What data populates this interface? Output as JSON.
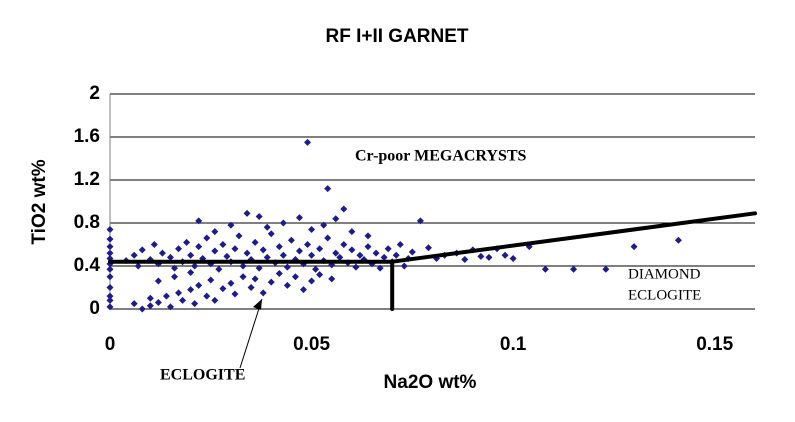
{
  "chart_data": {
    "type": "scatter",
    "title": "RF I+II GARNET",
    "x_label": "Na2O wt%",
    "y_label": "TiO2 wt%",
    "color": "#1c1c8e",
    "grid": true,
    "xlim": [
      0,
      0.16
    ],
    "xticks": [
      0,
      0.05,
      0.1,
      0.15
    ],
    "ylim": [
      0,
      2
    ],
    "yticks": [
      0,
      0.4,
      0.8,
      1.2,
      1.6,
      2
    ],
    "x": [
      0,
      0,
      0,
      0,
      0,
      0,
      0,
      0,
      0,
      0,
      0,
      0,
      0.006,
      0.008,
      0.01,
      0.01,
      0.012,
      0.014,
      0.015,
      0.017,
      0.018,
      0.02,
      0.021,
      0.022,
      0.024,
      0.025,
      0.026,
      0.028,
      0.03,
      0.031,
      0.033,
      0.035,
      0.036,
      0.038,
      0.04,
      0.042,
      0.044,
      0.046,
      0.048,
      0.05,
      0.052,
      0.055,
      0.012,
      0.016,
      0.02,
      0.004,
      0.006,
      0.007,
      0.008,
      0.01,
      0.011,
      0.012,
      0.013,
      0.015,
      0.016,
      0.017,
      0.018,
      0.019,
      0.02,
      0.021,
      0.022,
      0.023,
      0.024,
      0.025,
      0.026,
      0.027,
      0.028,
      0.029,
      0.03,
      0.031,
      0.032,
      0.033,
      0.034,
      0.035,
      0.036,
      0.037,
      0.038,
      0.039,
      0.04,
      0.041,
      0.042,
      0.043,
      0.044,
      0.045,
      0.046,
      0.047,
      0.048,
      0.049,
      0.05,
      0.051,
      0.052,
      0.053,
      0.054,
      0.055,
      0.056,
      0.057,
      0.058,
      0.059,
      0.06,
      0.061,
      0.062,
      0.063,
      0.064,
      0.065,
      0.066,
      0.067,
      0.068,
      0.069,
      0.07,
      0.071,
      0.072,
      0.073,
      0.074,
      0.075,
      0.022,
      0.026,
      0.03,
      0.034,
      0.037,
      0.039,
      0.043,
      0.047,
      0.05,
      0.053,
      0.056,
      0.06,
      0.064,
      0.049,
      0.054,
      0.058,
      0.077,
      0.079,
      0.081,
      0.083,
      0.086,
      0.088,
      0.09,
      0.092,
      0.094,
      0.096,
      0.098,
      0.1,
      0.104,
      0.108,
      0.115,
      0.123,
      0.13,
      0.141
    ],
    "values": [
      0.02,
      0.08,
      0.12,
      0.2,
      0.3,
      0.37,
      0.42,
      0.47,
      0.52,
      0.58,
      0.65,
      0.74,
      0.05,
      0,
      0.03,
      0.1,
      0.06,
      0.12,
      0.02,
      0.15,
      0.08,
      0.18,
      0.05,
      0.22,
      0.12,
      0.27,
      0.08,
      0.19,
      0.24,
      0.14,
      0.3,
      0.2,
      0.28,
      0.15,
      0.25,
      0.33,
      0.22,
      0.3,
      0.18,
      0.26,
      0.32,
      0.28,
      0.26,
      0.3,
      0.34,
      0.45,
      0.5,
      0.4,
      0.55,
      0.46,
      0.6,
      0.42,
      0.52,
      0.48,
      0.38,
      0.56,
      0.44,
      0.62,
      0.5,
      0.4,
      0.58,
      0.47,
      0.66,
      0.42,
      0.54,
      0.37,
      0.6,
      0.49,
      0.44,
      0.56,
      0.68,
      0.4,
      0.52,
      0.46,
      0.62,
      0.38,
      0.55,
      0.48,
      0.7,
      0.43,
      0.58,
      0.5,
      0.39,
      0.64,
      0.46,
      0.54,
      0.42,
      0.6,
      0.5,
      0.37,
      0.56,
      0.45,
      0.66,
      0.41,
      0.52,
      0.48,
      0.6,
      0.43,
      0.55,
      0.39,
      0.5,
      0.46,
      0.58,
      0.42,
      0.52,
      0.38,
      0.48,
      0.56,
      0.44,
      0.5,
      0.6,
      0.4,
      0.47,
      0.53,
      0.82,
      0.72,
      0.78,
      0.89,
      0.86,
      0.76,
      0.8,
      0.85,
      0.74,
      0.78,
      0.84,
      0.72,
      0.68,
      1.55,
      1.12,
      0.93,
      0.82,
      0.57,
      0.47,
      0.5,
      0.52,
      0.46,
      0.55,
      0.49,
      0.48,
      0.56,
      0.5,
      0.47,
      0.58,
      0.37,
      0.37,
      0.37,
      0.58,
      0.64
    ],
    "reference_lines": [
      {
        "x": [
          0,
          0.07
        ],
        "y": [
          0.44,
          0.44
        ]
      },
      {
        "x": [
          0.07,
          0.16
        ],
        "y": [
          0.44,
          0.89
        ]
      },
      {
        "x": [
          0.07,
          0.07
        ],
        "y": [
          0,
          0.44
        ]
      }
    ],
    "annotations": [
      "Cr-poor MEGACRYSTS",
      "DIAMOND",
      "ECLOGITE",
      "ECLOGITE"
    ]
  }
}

...

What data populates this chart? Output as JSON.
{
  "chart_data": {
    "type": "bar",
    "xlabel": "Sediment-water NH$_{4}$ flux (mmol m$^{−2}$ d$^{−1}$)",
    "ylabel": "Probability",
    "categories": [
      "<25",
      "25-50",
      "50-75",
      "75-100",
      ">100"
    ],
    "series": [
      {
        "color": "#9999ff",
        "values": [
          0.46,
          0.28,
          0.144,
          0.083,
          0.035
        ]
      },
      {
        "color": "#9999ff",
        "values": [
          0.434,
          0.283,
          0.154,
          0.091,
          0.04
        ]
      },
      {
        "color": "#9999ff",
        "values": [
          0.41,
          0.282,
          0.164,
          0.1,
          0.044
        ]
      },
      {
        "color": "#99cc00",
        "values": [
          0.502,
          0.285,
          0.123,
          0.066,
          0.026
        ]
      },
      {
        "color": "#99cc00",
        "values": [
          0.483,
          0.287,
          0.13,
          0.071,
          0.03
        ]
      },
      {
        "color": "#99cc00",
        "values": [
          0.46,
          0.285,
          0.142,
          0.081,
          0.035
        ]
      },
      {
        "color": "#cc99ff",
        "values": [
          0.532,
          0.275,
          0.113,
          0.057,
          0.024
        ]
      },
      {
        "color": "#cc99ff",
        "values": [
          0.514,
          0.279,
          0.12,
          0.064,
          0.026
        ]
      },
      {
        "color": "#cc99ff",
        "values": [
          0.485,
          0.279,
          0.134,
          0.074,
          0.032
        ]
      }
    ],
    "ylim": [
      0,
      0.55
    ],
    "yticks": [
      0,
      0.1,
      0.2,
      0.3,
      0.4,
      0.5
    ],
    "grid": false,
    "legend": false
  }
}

Problem —
In the entries above, find every line holding the word "JSON" and copy it out.

Solution for this problem —
What data populates this interface? Output as JSON.
What data populates this chart? Output as JSON.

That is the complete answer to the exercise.